Texte
"""

Vie des professions

Compliance : la « soft law » monte en puissance dans les entreprises

A travers la « compliance », les codes de bonne conduite, la « soft law » se trouve en première ligne sur l’éthique et la responsabilité des entreprises. Organisés par le Conseil National des Barreaux (CNB), les Etats généraux du droit de l’entreprise lui ont consacré une table ronde.

L’éthique et la responsabilité des entreprises sont des exigences qui montent en puissance dans la société. La loi Sapin 2 et la loi créant un devoir de vigilance pour les sociétés-mères et les entreprises donneuses d’ordre sont des exemples tout récents. Avec les codes de bonne conduite, les recommandations, la « compliance », une « soft law » émerge dans l’arsenal juridique. C’est pourquoi la septième édition des Etats généraux du droit de l’entreprise, organisée le 23 mars 2017 à Paris par le Conseil national des barreaux (CNB), a consacré une table ronde au thème « Ethique, responsabilité, mondialisation : un nouvel ordre juridique pour les entreprises ? ».

Les entreprises et la RSE

« Les entreprises ont pris la mesure des exigences liées à la RSE [NDLR : responsabilité sociétale des entreprises] et aux nouvelles exigences éthiques. Les avocats sont là pour les y aider », a déclaré, dans ses propos introductifs, le président du CNB, Pascal Eydoux. Avec la montée de la « soft law », les entreprises doivent commencer par répertorier et analyser leurs risques internes et externes. Ce travail implique une méthodologie à respecter avec précision. La profession d’avocat a un rôle à jouer dans ce domaine. Comme l’a confirmé Emmanuel Daoud, avocat parisien expert auprès de la commission Droit et entreprise du CNB et animateur de la table ronde : « Nous sommes déjà sollicités par des entreprises de toute taille pour nous demander la mise en œuvre de la cartographie des risques ».

"""

Contenu des données
"""

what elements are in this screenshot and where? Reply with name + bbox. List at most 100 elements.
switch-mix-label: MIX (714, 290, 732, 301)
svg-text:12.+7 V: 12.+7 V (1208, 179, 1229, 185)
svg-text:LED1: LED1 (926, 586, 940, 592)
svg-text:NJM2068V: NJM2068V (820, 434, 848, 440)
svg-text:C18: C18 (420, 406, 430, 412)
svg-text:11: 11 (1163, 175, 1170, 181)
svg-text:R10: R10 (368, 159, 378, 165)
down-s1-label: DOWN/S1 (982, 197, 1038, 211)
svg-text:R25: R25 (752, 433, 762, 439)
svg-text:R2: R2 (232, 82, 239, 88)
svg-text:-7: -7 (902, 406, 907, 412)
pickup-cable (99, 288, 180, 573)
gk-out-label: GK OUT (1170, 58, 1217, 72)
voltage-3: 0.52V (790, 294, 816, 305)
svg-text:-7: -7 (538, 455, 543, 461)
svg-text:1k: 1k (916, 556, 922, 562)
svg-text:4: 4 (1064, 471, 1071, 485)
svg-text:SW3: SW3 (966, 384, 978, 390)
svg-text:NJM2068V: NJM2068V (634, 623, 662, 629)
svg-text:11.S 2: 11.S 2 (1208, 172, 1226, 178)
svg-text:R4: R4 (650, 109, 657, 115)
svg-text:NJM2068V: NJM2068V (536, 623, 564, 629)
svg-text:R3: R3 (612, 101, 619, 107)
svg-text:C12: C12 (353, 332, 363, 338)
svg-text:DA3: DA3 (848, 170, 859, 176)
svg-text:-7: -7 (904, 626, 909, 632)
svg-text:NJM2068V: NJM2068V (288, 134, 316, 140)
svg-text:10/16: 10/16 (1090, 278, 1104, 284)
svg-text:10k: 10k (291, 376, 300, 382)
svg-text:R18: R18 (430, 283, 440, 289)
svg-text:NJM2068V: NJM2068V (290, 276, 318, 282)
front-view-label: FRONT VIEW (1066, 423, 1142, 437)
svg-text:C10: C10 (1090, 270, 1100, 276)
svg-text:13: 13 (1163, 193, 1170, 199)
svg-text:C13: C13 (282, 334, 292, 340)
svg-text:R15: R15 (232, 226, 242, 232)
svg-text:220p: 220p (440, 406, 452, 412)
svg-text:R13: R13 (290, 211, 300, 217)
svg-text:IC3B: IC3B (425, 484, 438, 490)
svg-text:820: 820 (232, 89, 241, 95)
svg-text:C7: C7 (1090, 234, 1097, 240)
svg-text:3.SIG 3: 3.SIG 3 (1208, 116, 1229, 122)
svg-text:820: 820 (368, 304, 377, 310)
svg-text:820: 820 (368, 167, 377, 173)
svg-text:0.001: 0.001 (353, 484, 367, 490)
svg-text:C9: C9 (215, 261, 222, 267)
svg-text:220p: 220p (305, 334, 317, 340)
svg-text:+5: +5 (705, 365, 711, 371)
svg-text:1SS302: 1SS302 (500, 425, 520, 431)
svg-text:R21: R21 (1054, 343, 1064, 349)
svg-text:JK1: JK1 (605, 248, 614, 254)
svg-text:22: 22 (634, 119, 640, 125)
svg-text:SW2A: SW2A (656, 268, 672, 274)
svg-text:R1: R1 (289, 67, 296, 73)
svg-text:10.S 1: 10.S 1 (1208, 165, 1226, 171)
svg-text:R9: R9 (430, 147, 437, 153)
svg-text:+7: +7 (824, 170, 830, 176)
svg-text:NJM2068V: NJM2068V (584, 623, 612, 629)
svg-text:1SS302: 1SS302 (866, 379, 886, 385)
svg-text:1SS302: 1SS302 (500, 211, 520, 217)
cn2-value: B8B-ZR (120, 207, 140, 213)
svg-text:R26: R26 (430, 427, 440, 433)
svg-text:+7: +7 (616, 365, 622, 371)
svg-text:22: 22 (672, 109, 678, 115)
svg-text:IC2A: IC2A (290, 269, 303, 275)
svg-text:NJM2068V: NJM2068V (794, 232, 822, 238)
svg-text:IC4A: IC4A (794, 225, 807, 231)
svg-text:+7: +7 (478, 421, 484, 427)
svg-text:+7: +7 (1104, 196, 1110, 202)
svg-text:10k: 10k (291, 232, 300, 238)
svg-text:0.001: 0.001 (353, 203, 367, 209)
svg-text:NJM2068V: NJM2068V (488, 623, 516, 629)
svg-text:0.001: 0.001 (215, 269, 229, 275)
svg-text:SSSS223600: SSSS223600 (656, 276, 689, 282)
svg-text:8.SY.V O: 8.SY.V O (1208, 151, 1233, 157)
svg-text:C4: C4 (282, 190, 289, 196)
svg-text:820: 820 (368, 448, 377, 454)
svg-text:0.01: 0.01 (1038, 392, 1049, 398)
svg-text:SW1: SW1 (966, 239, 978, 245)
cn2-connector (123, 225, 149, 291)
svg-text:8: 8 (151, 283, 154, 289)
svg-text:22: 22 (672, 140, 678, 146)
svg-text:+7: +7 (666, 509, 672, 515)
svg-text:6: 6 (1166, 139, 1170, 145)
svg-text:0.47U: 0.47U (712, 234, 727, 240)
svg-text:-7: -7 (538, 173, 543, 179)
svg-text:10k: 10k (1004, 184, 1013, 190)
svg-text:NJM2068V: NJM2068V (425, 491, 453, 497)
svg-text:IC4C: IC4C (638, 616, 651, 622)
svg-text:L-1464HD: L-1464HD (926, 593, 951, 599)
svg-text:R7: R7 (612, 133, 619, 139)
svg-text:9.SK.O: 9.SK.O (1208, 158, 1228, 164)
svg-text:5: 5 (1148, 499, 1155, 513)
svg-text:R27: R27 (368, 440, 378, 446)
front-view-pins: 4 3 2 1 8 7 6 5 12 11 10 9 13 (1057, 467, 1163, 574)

"""

Tâches à réaliser
1. Pour chacune des affirmations suivantes, indiquez si elle est conforme au texte sur la compliance (oui ou non) et citez à l'identique les mots du texte qui tranchent. (a) La septième édition des Etats généraux du droit de l'entreprise s'est tenue le 23 mars 2017 à Paris. (b) Emmanuel Daoud est le président du CNB. (c) La loi Sapin 2 est présentée comme un exemple ancien.
2. Traduisez en anglais la phrase suivante du texte sur la compliance : « Ce travail implique une méthodologie à respecter avec précision. »
3. Recopiez tel quel tout le passage du texte sur la compliance, depuis « A travers la » jusqu'à « une table ronde. ».

Réponses aux tâches
1.
(a) Oui : « organisée le 23 mars 2017 à Paris par le Conseil national des barreaux (CNB) ».
(b) Non : « le président du CNB, Pascal Eydoux ».
(c) Non : « sont des exemples tout récents ».

2. This work involves a methodology that must be followed precisely.

3.
A travers la « compliance », les codes de bonne conduite, la « soft law » se trouve en première ligne sur l’éthique et la responsabilité des entreprises. Organisés par le Conseil National des Barreaux (CNB), les Etats généraux du droit de l’entreprise lui ont consacré une table ronde.